Make an exact copy of the entries, and keep any pictures out of it.

■ Given records:
# # # # # # #
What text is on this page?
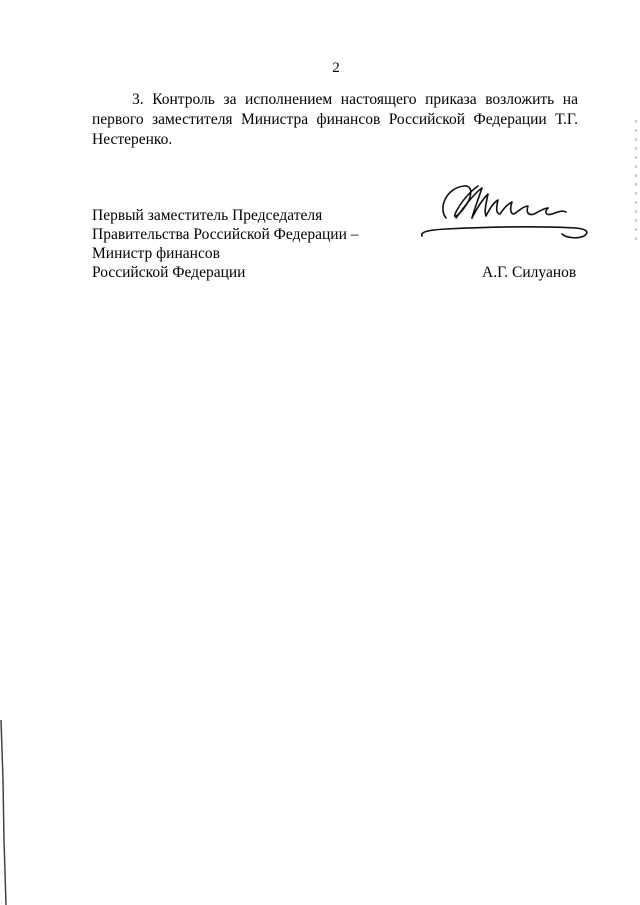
2
3. Контроль за исполнением настоящего приказа возложить на первого заместителя Министра финансов Российской Федерации Т.Г. Нестеренко.
Первый заместитель Председателя
Правительства Российской Федерации –
Министр финансов
Российской Федерации	А.Г. Силуанов
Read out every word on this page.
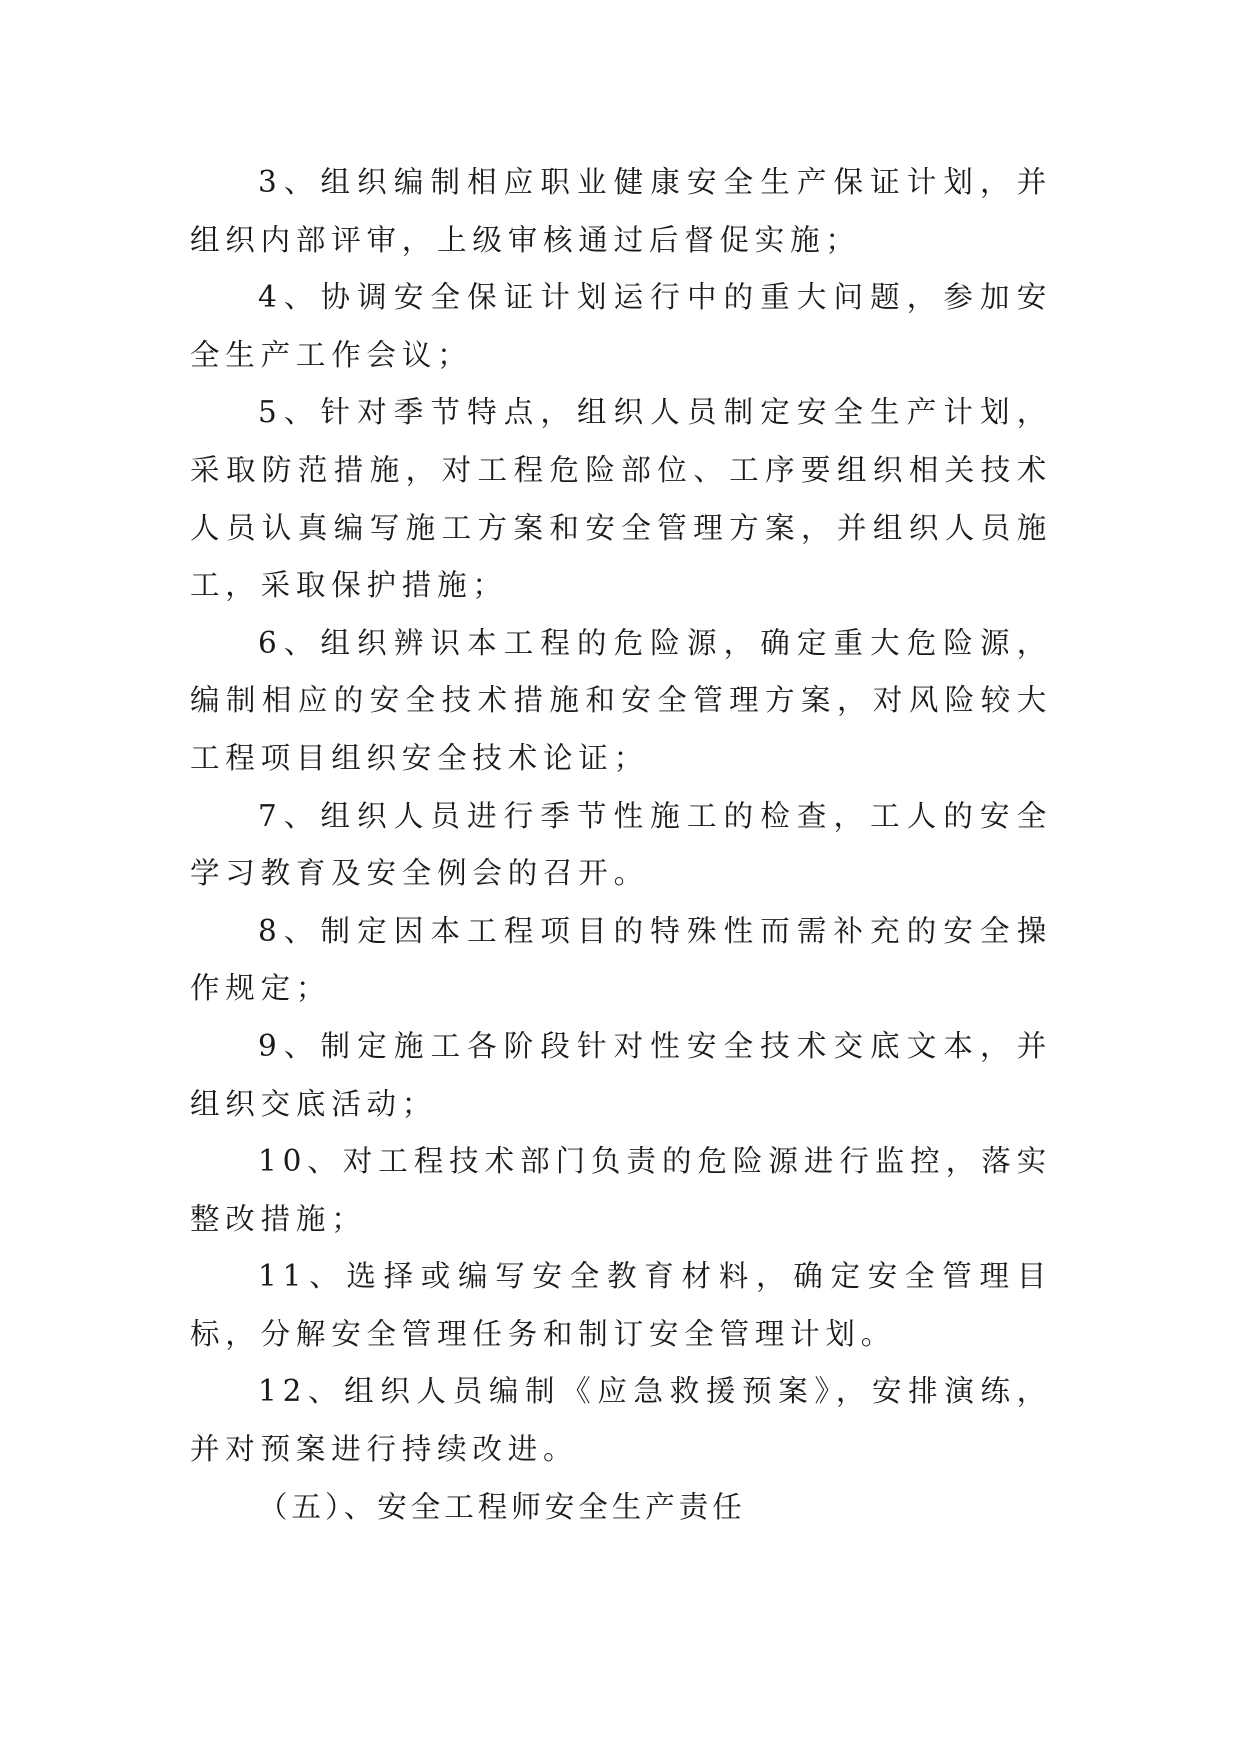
3、组织编制相应职业健康安全生产保证计划，并组织内部评审，上级审核通过后督促实施；

4、协调安全保证计划运行中的重大问题，参加安全生产工作会议；

5、针对季节特点，组织人员制定安全生产计划，采取防范措施，对工程危险部位、工序要组织相关技术人员认真编写施工方案和安全管理方案，并组织人员施工，采取保护措施；

6、组织辨识本工程的危险源，确定重大危险源，编制相应的安全技术措施和安全管理方案，对风险较大工程项目组织安全技术论证；

7、组织人员进行季节性施工的检查，工人的安全学习教育及安全例会的召开。

8、制定因本工程项目的特殊性而需补充的安全操作规定；

9、制定施工各阶段针对性安全技术交底文本，并组织交底活动；

10、对工程技术部门负责的危险源进行监控，落实整改措施；

11、选择或编写安全教育材料，确定安全管理目标，分解安全管理任务和制订安全管理计划。

12、组织人员编制《应急救援预案》，安排演练，并对预案进行持续改进。

（五）、安全工程师安全生产责任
# # # # # # #
■ Full solution:
What text is on this page?
2
3. Контроль за исполнением настоящего приказа возложить на первого заместителя Министра финансов Российской Федерации Т.Г. Нестеренко.
Первый заместитель Председателя
Правительства Российской Федерации –
Министр финансов
Российской Федерации	А.Г. Силуанов
Read out every word on this page.
3、组织编制相应职业健康安全生产保证计划，并组织内部评审，上级审核通过后督促实施；

4、协调安全保证计划运行中的重大问题，参加安全生产工作会议；

5、针对季节特点，组织人员制定安全生产计划，采取防范措施，对工程危险部位、工序要组织相关技术人员认真编写施工方案和安全管理方案，并组织人员施工，采取保护措施；

6、组织辨识本工程的危险源，确定重大危险源，编制相应的安全技术措施和安全管理方案，对风险较大工程项目组织安全技术论证；

7、组织人员进行季节性施工的检查，工人的安全学习教育及安全例会的召开。

8、制定因本工程项目的特殊性而需补充的安全操作规定；

9、制定施工各阶段针对性安全技术交底文本，并组织交底活动；

10、对工程技术部门负责的危险源进行监控，落实整改措施；

11、选择或编写安全教育材料，确定安全管理目标，分解安全管理任务和制订安全管理计划。

12、组织人员编制《应急救援预案》，安排演练，并对预案进行持续改进。

（五）、安全工程师安全生产责任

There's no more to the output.